* _TASK DIRECTIONS_
Set down every record once more, exactly as given.

[Records excerpted from a collection]
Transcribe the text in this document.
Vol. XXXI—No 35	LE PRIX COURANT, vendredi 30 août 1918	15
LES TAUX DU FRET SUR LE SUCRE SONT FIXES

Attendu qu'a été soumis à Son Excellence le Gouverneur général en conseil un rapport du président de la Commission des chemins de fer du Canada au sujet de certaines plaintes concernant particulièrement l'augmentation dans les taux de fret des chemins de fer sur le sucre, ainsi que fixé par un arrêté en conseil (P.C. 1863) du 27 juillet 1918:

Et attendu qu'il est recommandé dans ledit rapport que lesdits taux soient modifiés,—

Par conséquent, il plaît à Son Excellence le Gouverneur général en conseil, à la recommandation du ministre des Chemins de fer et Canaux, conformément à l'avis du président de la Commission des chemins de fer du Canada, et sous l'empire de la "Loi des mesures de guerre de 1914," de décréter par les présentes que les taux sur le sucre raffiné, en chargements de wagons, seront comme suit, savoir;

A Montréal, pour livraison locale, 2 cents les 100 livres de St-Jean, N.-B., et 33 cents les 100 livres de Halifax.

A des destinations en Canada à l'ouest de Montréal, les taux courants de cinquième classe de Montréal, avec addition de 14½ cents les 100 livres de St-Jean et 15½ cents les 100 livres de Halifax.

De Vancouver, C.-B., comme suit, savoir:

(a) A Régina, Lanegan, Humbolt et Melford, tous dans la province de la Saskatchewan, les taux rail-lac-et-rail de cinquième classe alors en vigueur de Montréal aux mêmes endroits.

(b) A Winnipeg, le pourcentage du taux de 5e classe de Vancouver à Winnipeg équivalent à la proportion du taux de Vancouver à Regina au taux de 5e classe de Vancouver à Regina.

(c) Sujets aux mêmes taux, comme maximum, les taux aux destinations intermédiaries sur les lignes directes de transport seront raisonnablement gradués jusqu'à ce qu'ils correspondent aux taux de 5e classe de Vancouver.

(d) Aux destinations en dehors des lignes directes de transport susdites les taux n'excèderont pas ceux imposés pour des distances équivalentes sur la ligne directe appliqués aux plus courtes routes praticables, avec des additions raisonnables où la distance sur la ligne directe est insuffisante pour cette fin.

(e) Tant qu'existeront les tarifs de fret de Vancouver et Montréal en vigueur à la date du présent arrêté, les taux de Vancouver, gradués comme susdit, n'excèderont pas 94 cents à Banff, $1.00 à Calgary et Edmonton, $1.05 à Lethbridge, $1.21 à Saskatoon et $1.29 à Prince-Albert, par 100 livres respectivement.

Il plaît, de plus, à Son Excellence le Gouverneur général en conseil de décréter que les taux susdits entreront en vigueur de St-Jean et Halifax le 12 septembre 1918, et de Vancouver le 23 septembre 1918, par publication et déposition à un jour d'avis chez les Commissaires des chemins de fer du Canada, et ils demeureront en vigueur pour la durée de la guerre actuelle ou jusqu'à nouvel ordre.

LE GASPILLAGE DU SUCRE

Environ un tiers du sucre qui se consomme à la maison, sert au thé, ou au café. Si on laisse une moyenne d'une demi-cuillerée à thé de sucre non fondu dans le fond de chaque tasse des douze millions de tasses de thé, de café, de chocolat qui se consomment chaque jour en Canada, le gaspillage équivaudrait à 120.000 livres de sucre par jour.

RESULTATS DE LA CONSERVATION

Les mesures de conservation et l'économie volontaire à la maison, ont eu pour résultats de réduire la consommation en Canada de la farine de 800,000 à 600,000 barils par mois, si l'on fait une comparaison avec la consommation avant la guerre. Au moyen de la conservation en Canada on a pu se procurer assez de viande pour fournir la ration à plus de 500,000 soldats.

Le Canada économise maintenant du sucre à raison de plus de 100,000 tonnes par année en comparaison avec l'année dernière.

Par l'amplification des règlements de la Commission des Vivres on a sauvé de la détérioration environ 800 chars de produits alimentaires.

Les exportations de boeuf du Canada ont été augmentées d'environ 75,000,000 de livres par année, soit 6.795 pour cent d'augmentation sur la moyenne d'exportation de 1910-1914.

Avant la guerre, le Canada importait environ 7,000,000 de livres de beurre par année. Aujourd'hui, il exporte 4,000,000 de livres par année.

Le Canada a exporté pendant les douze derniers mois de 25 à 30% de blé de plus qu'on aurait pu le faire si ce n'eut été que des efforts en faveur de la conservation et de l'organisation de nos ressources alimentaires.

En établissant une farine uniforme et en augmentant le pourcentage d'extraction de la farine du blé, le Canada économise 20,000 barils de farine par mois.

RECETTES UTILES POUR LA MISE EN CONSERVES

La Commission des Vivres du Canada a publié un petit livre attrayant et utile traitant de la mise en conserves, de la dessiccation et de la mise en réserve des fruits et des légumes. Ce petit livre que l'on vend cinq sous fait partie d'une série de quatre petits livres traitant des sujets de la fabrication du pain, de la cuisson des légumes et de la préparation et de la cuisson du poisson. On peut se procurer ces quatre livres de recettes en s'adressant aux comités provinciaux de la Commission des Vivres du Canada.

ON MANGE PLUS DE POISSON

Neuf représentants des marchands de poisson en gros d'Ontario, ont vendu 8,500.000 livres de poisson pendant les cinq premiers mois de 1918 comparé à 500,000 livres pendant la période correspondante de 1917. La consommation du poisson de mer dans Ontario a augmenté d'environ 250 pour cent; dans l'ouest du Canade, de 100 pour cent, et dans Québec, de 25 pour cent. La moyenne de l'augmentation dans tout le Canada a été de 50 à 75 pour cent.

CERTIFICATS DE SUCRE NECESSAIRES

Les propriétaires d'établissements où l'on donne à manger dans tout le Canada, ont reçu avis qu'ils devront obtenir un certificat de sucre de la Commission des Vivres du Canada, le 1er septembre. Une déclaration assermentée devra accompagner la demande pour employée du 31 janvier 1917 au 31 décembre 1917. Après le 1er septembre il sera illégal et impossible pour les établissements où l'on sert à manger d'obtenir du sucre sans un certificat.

* _SOLUTION FOR THIS TASK_
Transcribe the text in this document.
Vol. XXXI—No 35	LE PRIX COURANT, vendredi 30 août 1918	15
LES TAUX DU FRET SUR LE SUCRE SONT FIXES

Attendu qu'a été soumis à Son Excellence le Gouverneur général en conseil un rapport du président de la Commission des chemins de fer du Canada au sujet de certaines plaintes concernant particulièrement l'augmentation dans les taux de fret des chemins de fer sur le sucre, ainsi que fixé par un arrêté en conseil (P.C. 1863) du 27 juillet 1918:

Et attendu qu'il est recommandé dans ledit rapport que lesdits taux soient modifiés,—

Par conséquent, il plaît à Son Excellence le Gouverneur général en conseil, à la recommandation du ministre des Chemins de fer et Canaux, conformément à l'avis du président de la Commission des chemins de fer du Canada, et sous l'empire de la "Loi des mesures de guerre de 1914," de décréter par les présentes que les taux sur le sucre raffiné, en chargements de wagons, seront comme suit, savoir;

A Montréal, pour livraison locale, 2 cents les 100 livres de St-Jean, N.-B., et 33 cents les 100 livres de Halifax.

A des destinations en Canada à l'ouest de Montréal, les taux courants de cinquième classe de Montréal, avec addition de 14½ cents les 100 livres de St-Jean et 15½ cents les 100 livres de Halifax.

De Vancouver, C.-B., comme suit, savoir:

(a) A Régina, Lanegan, Humbolt et Melford, tous dans la province de la Saskatchewan, les taux rail-lac-et-rail de cinquième classe alors en vigueur de Montréal aux mêmes endroits.

(b) A Winnipeg, le pourcentage du taux de 5e classe de Vancouver à Winnipeg équivalent à la proportion du taux de Vancouver à Regina au taux de 5e classe de Vancouver à Regina.

(c) Sujets aux mêmes taux, comme maximum, les taux aux destinations intermédiaries sur les lignes directes de transport seront raisonnablement gradués jusqu'à ce qu'ils correspondent aux taux de 5e classe de Vancouver.

(d) Aux destinations en dehors des lignes directes de transport susdites les taux n'excèderont pas ceux imposés pour des distances équivalentes sur la ligne directe appliqués aux plus courtes routes praticables, avec des additions raisonnables où la distance sur la ligne directe est insuffisante pour cette fin.

(e) Tant qu'existeront les tarifs de fret de Vancouver et Montréal en vigueur à la date du présent arrêté, les taux de Vancouver, gradués comme susdit, n'excèderont pas 94 cents à Banff, $1.00 à Calgary et Edmonton, $1.05 à Lethbridge, $1.21 à Saskatoon et $1.29 à Prince-Albert, par 100 livres respectivement.

Il plaît, de plus, à Son Excellence le Gouverneur général en conseil de décréter que les taux susdits entreront en vigueur de St-Jean et Halifax le 12 septembre 1918, et de Vancouver le 23 septembre 1918, par publication et déposition à un jour d'avis chez les Commissaires des chemins de fer du Canada, et ils demeureront en vigueur pour la durée de la guerre actuelle ou jusqu'à nouvel ordre.

LE GASPILLAGE DU SUCRE

Environ un tiers du sucre qui se consomme à la maison, sert au thé, ou au café. Si on laisse une moyenne d'une demi-cuillerée à thé de sucre non fondu dans le fond de chaque tasse des douze millions de tasses de thé, de café, de chocolat qui se consomment chaque jour en Canada, le gaspillage équivaudrait à 120.000 livres de sucre par jour.

RESULTATS DE LA CONSERVATION

Les mesures de conservation et l'économie volontaire à la maison, ont eu pour résultats de réduire la consommation en Canada de la farine de 800,000 à 600,000 barils par mois, si l'on fait une comparaison avec la consommation avant la guerre. Au moyen de la conservation en Canada on a pu se procurer assez de viande pour fournir la ration à plus de 500,000 soldats.

Le Canada économise maintenant du sucre à raison de plus de 100,000 tonnes par année en comparaison avec l'année dernière.

Par l'amplification des règlements de la Commission des Vivres on a sauvé de la détérioration environ 800 chars de produits alimentaires.

Les exportations de boeuf du Canada ont été augmentées d'environ 75,000,000 de livres par année, soit 6.795 pour cent d'augmentation sur la moyenne d'exportation de 1910-1914.

Avant la guerre, le Canada importait environ 7,000,000 de livres de beurre par année. Aujourd'hui, il exporte 4,000,000 de livres par année.

Le Canada a exporté pendant les douze derniers mois de 25 à 30% de blé de plus qu'on aurait pu le faire si ce n'eut été que des efforts en faveur de la conservation et de l'organisation de nos ressources alimentaires.

En établissant une farine uniforme et en augmentant le pourcentage d'extraction de la farine du blé, le Canada économise 20,000 barils de farine par mois.

RECETTES UTILES POUR LA MISE EN CONSERVES

La Commission des Vivres du Canada a publié un petit livre attrayant et utile traitant de la mise en conserves, de la dessiccation et de la mise en réserve des fruits et des légumes. Ce petit livre que l'on vend cinq sous fait partie d'une série de quatre petits livres traitant des sujets de la fabrication du pain, de la cuisson des légumes et de la préparation et de la cuisson du poisson. On peut se procurer ces quatre livres de recettes en s'adressant aux comités provinciaux de la Commission des Vivres du Canada.

ON MANGE PLUS DE POISSON

Neuf représentants des marchands de poisson en gros d'Ontario, ont vendu 8,500.000 livres de poisson pendant les cinq premiers mois de 1918 comparé à 500,000 livres pendant la période correspondante de 1917. La consommation du poisson de mer dans Ontario a augmenté d'environ 250 pour cent; dans l'ouest du Canade, de 100 pour cent, et dans Québec, de 25 pour cent. La moyenne de l'augmentation dans tout le Canada a été de 50 à 75 pour cent.

CERTIFICATS DE SUCRE NECESSAIRES

Les propriétaires d'établissements où l'on donne à manger dans tout le Canada, ont reçu avis qu'ils devront obtenir un certificat de sucre de la Commission des Vivres du Canada, le 1er septembre. Une déclaration assermentée devra accompagner la demande pour employée du 31 janvier 1917 au 31 décembre 1917. Après le 1er septembre il sera illégal et impossible pour les établissements où l'on sert à manger d'obtenir du sucre sans un certificat.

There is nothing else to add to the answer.